**Your goal:**
Write out every line of the material as it stands, apart from the pictures.

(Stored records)
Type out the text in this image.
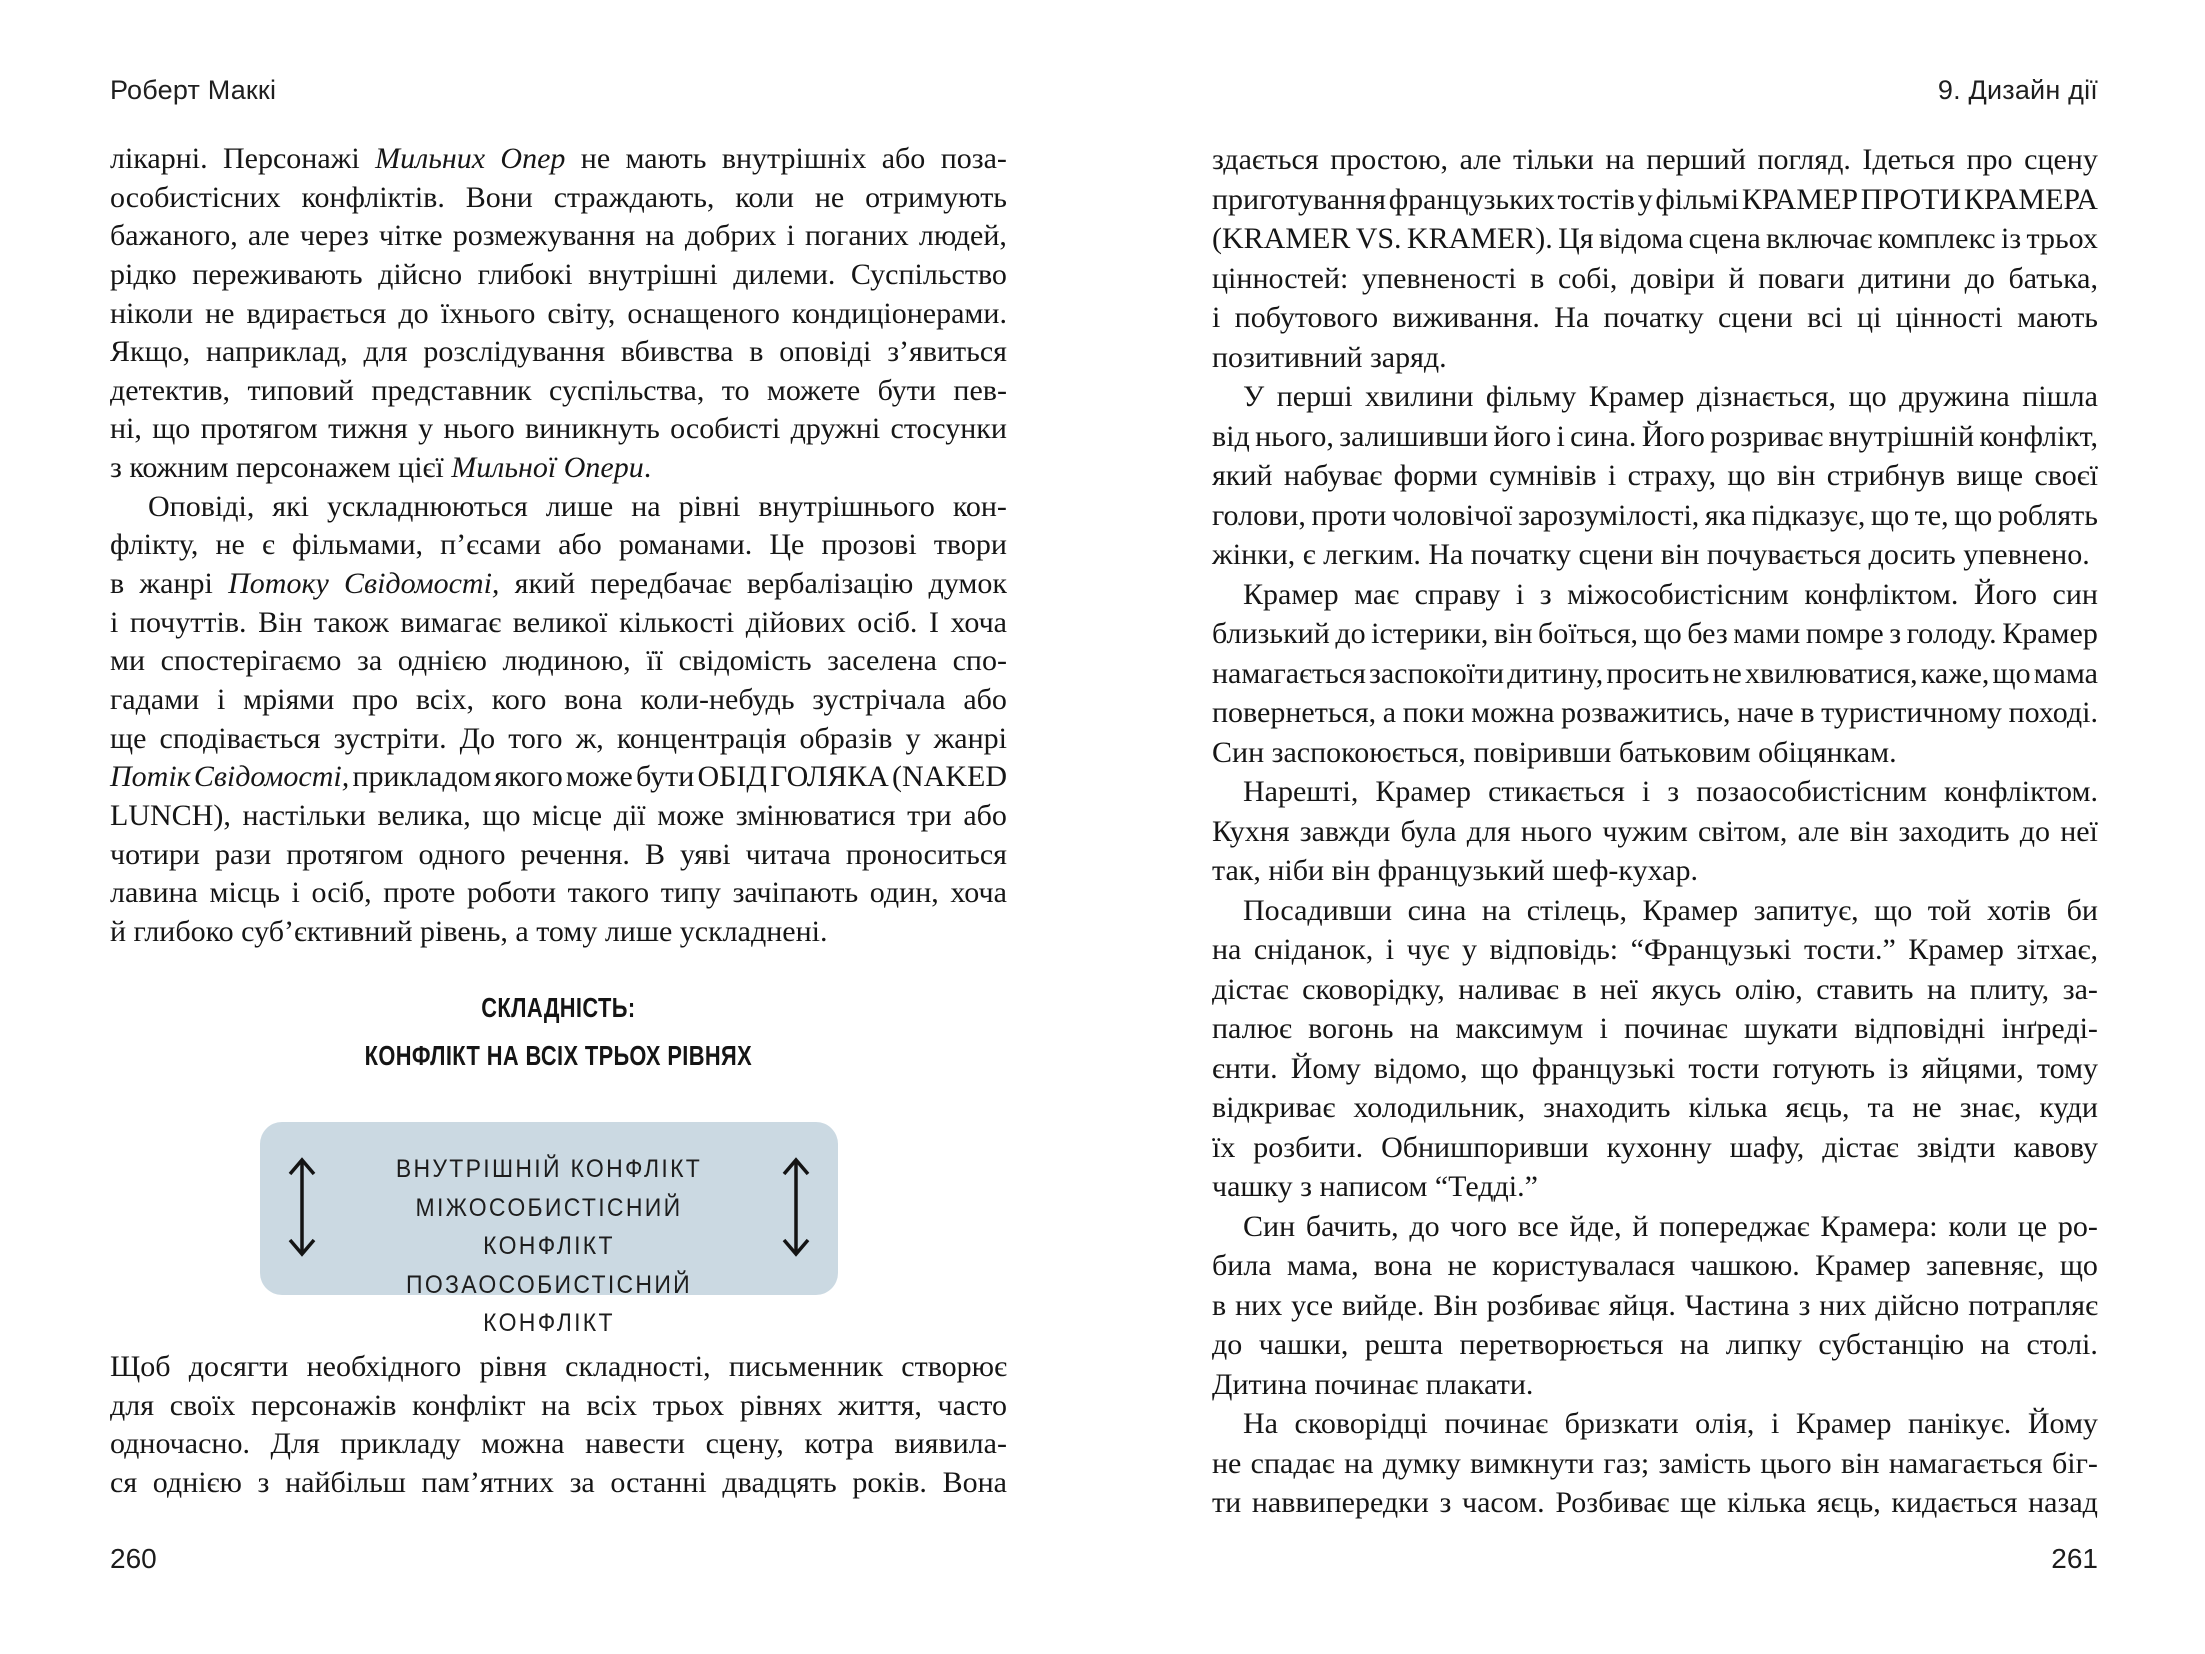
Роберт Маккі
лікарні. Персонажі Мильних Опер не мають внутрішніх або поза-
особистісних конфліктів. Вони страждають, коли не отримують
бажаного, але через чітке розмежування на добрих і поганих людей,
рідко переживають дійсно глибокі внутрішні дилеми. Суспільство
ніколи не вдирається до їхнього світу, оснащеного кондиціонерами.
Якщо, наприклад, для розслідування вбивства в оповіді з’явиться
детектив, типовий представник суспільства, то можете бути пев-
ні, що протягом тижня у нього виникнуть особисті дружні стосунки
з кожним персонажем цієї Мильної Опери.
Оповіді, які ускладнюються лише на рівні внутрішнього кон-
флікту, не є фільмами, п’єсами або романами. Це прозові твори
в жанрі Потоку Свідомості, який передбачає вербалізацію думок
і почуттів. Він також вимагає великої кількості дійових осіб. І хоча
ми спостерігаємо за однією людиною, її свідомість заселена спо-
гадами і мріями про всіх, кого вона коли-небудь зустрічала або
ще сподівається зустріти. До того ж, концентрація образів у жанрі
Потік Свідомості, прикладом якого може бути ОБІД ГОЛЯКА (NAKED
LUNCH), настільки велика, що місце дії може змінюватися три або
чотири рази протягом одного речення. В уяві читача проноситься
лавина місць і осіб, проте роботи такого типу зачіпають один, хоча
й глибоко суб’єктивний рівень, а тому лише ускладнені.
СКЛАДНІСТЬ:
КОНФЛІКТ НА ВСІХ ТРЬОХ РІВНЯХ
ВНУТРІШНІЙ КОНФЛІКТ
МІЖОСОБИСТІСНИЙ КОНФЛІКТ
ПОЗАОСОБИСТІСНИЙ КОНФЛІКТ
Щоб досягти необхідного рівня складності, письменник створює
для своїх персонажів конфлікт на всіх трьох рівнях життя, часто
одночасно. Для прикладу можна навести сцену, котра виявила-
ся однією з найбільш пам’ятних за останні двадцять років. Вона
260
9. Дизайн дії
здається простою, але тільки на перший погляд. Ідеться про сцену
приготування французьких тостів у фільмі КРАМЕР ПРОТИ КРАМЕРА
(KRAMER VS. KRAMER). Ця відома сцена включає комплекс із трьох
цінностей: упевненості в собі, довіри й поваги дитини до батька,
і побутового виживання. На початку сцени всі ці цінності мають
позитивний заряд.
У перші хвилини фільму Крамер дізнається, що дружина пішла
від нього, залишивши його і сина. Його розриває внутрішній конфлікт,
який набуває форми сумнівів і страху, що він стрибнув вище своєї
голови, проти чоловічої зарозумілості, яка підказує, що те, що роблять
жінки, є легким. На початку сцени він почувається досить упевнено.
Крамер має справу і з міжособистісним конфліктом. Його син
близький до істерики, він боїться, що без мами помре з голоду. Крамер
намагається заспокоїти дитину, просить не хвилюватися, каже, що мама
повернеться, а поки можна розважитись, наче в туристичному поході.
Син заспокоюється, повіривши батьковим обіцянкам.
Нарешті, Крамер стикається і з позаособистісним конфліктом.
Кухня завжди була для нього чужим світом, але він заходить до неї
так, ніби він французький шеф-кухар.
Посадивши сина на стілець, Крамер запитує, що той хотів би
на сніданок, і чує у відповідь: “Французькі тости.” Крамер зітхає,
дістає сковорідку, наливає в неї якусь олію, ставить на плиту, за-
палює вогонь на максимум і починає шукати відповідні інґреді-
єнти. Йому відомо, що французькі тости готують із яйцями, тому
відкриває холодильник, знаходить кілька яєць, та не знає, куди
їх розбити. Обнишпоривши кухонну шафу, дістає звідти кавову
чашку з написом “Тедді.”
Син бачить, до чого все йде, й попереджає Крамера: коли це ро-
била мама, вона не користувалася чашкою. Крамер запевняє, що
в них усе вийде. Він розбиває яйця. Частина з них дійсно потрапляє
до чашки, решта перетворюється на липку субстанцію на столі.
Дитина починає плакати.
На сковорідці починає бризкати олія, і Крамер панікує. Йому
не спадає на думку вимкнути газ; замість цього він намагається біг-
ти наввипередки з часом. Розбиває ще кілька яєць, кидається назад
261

**Response for this exercise:**
Type out the text in this image.
Роберт Маккі
лікарні. Персонажі Мильних Опер не мають внутрішніх або поза-
особистісних конфліктів. Вони страждають, коли не отримують
бажаного, але через чітке розмежування на добрих і поганих людей,
рідко переживають дійсно глибокі внутрішні дилеми. Суспільство
ніколи не вдирається до їхнього світу, оснащеного кондиціонерами.
Якщо, наприклад, для розслідування вбивства в оповіді з’явиться
детектив, типовий представник суспільства, то можете бути пев-
ні, що протягом тижня у нього виникнуть особисті дружні стосунки
з кожним персонажем цієї Мильної Опери.
Оповіді, які ускладнюються лише на рівні внутрішнього кон-
флікту, не є фільмами, п’єсами або романами. Це прозові твори
в жанрі Потоку Свідомості, який передбачає вербалізацію думок
і почуттів. Він також вимагає великої кількості дійових осіб. І хоча
ми спостерігаємо за однією людиною, її свідомість заселена спо-
гадами і мріями про всіх, кого вона коли-небудь зустрічала або
ще сподівається зустріти. До того ж, концентрація образів у жанрі
Потік Свідомості, прикладом якого може бути ОБІД ГОЛЯКА (NAKED
LUNCH), настільки велика, що місце дії може змінюватися три або
чотири рази протягом одного речення. В уяві читача проноситься
лавина місць і осіб, проте роботи такого типу зачіпають один, хоча
й глибоко суб’єктивний рівень, а тому лише ускладнені.
СКЛАДНІСТЬ:
КОНФЛІКТ НА ВСІХ ТРЬОХ РІВНЯХ
ВНУТРІШНІЙ КОНФЛІКТ
МІЖОСОБИСТІСНИЙ КОНФЛІКТ
ПОЗАОСОБИСТІСНИЙ КОНФЛІКТ
Щоб досягти необхідного рівня складності, письменник створює
для своїх персонажів конфлікт на всіх трьох рівнях життя, часто
одночасно. Для прикладу можна навести сцену, котра виявила-
ся однією з найбільш пам’ятних за останні двадцять років. Вона
260
9. Дизайн дії
здається простою, але тільки на перший погляд. Ідеться про сцену
приготування французьких тостів у фільмі КРАМЕР ПРОТИ КРАМЕРА
(KRAMER VS. KRAMER). Ця відома сцена включає комплекс із трьох
цінностей: упевненості в собі, довіри й поваги дитини до батька,
і побутового виживання. На початку сцени всі ці цінності мають
позитивний заряд.
У перші хвилини фільму Крамер дізнається, що дружина пішла
від нього, залишивши його і сина. Його розриває внутрішній конфлікт,
який набуває форми сумнівів і страху, що він стрибнув вище своєї
голови, проти чоловічої зарозумілості, яка підказує, що те, що роблять
жінки, є легким. На початку сцени він почувається досить упевнено.
Крамер має справу і з міжособистісним конфліктом. Його син
близький до істерики, він боїться, що без мами помре з голоду. Крамер
намагається заспокоїти дитину, просить не хвилюватися, каже, що мама
повернеться, а поки можна розважитись, наче в туристичному поході.
Син заспокоюється, повіривши батьковим обіцянкам.
Нарешті, Крамер стикається і з позаособистісним конфліктом.
Кухня завжди була для нього чужим світом, але він заходить до неї
так, ніби він французький шеф-кухар.
Посадивши сина на стілець, Крамер запитує, що той хотів би
на сніданок, і чує у відповідь: “Французькі тости.” Крамер зітхає,
дістає сковорідку, наливає в неї якусь олію, ставить на плиту, за-
палює вогонь на максимум і починає шукати відповідні інґреді-
єнти. Йому відомо, що французькі тости готують із яйцями, тому
відкриває холодильник, знаходить кілька яєць, та не знає, куди
їх розбити. Обнишпоривши кухонну шафу, дістає звідти кавову
чашку з написом “Тедді.”
Син бачить, до чого все йде, й попереджає Крамера: коли це ро-
била мама, вона не користувалася чашкою. Крамер запевняє, що
в них усе вийде. Він розбиває яйця. Частина з них дійсно потрапляє
до чашки, решта перетворюється на липку субстанцію на столі.
Дитина починає плакати.
На сковорідці починає бризкати олія, і Крамер панікує. Йому
не спадає на думку вимкнути газ; замість цього він намагається біг-
ти наввипередки з часом. Розбиває ще кілька яєць, кидається назад
261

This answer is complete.